**Data shown:**
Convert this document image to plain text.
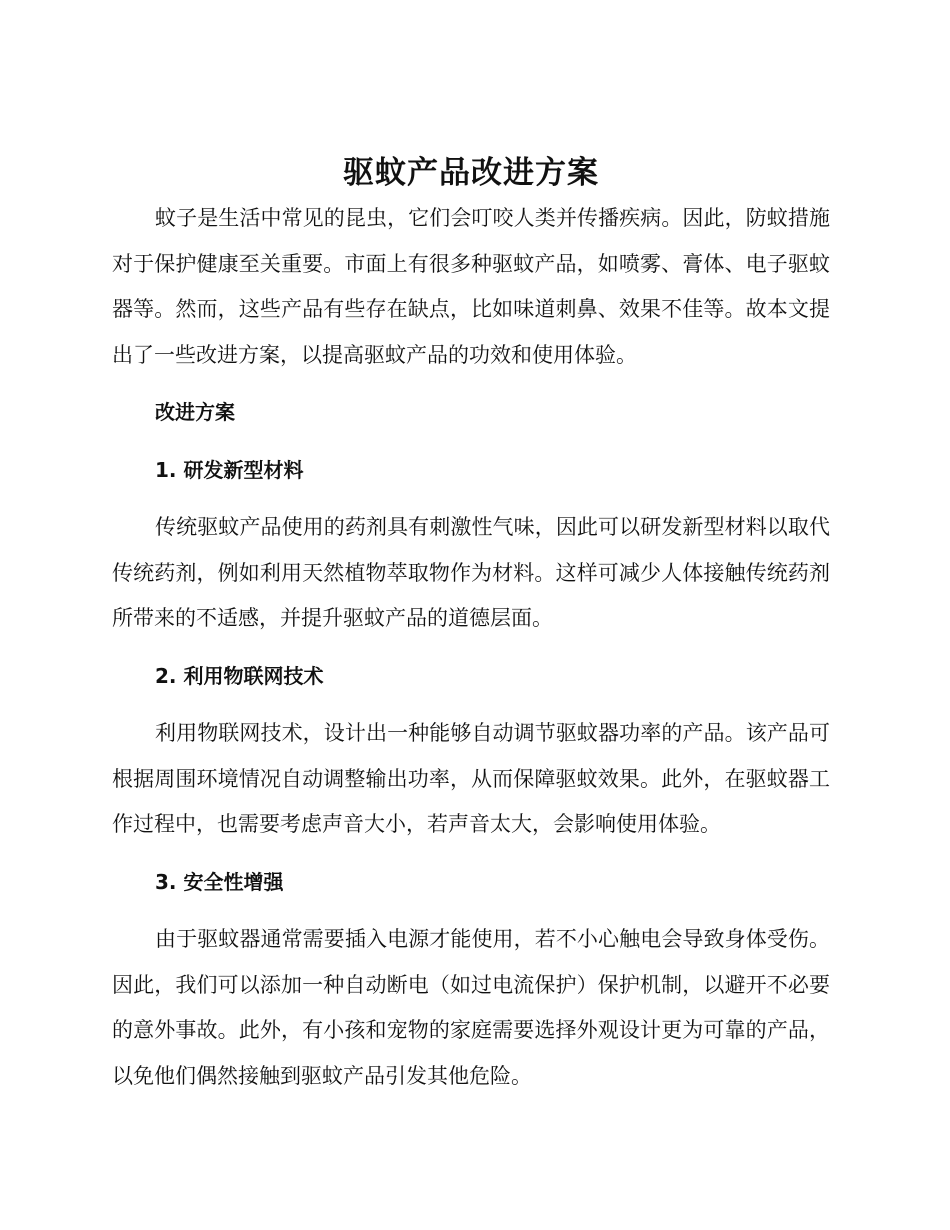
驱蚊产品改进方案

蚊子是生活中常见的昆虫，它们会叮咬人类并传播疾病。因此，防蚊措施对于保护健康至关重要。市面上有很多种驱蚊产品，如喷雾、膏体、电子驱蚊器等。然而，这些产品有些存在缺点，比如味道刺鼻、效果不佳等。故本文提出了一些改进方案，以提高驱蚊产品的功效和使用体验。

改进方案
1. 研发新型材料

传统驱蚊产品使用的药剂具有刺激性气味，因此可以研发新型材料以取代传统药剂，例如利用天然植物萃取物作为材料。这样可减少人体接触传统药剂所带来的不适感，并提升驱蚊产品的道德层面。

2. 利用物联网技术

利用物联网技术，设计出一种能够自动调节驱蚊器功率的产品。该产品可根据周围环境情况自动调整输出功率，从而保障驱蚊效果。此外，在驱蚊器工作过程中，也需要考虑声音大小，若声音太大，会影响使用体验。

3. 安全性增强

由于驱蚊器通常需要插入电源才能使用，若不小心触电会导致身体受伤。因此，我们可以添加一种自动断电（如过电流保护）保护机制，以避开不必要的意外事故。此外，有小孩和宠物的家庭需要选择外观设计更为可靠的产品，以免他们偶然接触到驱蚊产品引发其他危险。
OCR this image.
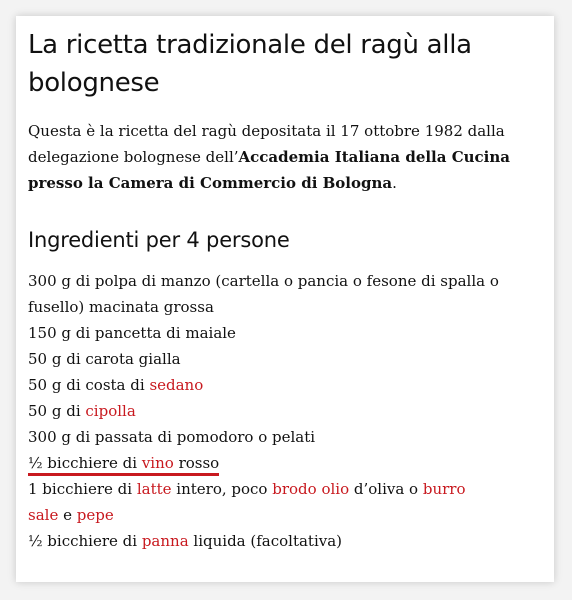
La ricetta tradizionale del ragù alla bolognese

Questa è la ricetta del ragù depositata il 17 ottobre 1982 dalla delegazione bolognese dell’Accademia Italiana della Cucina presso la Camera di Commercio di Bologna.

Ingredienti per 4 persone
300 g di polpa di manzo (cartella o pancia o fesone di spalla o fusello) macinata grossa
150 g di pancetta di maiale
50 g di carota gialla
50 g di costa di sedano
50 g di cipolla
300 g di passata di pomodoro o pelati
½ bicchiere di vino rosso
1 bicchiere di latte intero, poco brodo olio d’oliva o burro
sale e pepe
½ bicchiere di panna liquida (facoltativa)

**Given problem:** Extract the full listing above verbatim; pictures are to be left out of the copy.

**Output:**
Convert this document image to plain text.
驱蚊产品改进方案

蚊子是生活中常见的昆虫，它们会叮咬人类并传播疾病。因此，防蚊措施对于保护健康至关重要。市面上有很多种驱蚊产品，如喷雾、膏体、电子驱蚊器等。然而，这些产品有些存在缺点，比如味道刺鼻、效果不佳等。故本文提出了一些改进方案，以提高驱蚊产品的功效和使用体验。

改进方案
1. 研发新型材料

传统驱蚊产品使用的药剂具有刺激性气味，因此可以研发新型材料以取代传统药剂，例如利用天然植物萃取物作为材料。这样可减少人体接触传统药剂所带来的不适感，并提升驱蚊产品的道德层面。

2. 利用物联网技术

利用物联网技术，设计出一种能够自动调节驱蚊器功率的产品。该产品可根据周围环境情况自动调整输出功率，从而保障驱蚊效果。此外，在驱蚊器工作过程中，也需要考虑声音大小，若声音太大，会影响使用体验。

3. 安全性增强

由于驱蚊器通常需要插入电源才能使用，若不小心触电会导致身体受伤。因此，我们可以添加一种自动断电（如过电流保护）保护机制，以避开不必要的意外事故。此外，有小孩和宠物的家庭需要选择外观设计更为可靠的产品，以免他们偶然接触到驱蚊产品引发其他危险。
OCR this image.
La ricetta tradizionale del ragù alla bolognese

Questa è la ricetta del ragù depositata il 17 ottobre 1982 dalla delegazione bolognese dell’Accademia Italiana della Cucina presso la Camera di Commercio di Bologna.

Ingredienti per 4 persone
300 g di polpa di manzo (cartella o pancia o fesone di spalla o fusello) macinata grossa
150 g di pancetta di maiale
50 g di carota gialla
50 g di costa di sedano
50 g di cipolla
300 g di passata di pomodoro o pelati
½ bicchiere di vino rosso
1 bicchiere di latte intero, poco brodo olio d’oliva o burro
sale e pepe
½ bicchiere di panna liquida (facoltativa)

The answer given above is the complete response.